» **SHORT PROBLEM**: Every line below should be copied exactly; drop the pictures.

» **RECORDS SUPPLIED**:
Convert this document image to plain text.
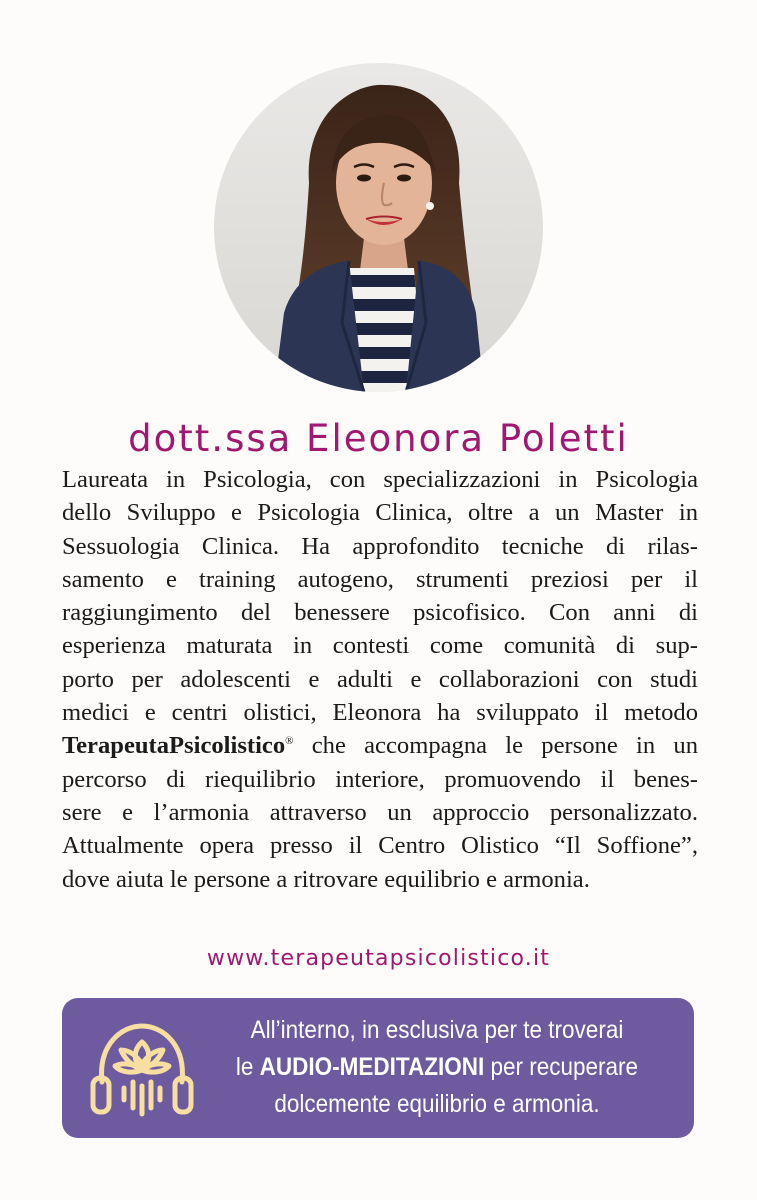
dott.ssa Eleonora Poletti
Laureata in Psicologia, con specializzazioni in Psicologia
dello Sviluppo e Psicologia Clinica, oltre a un Master in
Sessuologia Clinica. Ha approfondito tecniche di rilas-
samento e training autogeno, strumenti preziosi per il
raggiungimento del benessere psicofisico. Con anni di
esperienza maturata in contesti come comunità di sup-
porto per adolescenti e adulti e collaborazioni con studi
medici e centri olistici, Eleonora ha sviluppato il metodo
TerapeutaPsicolistico® che accompagna le persone in un
percorso di riequilibrio interiore, promuovendo il benes-
sere e l’armonia attraverso un approccio personalizzato.
Attualmente opera presso il Centro Olistico “Il Soffione”,
dove aiuta le persone a ritrovare equilibrio e armonia.
www.terapeutapsicolistico.it
All’interno, in esclusiva per te troverai
le AUDIO-MEDITAZIONI per recuperare
dolcemente equilibrio e armonia.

» **EXPECTED ANSWER**:
Convert this document image to plain text.
dott.ssa Eleonora Poletti
Laureata in Psicologia, con specializzazioni in Psicologia
dello Sviluppo e Psicologia Clinica, oltre a un Master in
Sessuologia Clinica. Ha approfondito tecniche di rilas-
samento e training autogeno, strumenti preziosi per il
raggiungimento del benessere psicofisico. Con anni di
esperienza maturata in contesti come comunità di sup-
porto per adolescenti e adulti e collaborazioni con studi
medici e centri olistici, Eleonora ha sviluppato il metodo
TerapeutaPsicolistico® che accompagna le persone in un
percorso di riequilibrio interiore, promuovendo il benes-
sere e l’armonia attraverso un approccio personalizzato.
Attualmente opera presso il Centro Olistico “Il Soffione”,
dove aiuta le persone a ritrovare equilibrio e armonia.
www.terapeutapsicolistico.it
All’interno, in esclusiva per te troverai
le AUDIO-MEDITAZIONI per recuperare
dolcemente equilibrio e armonia.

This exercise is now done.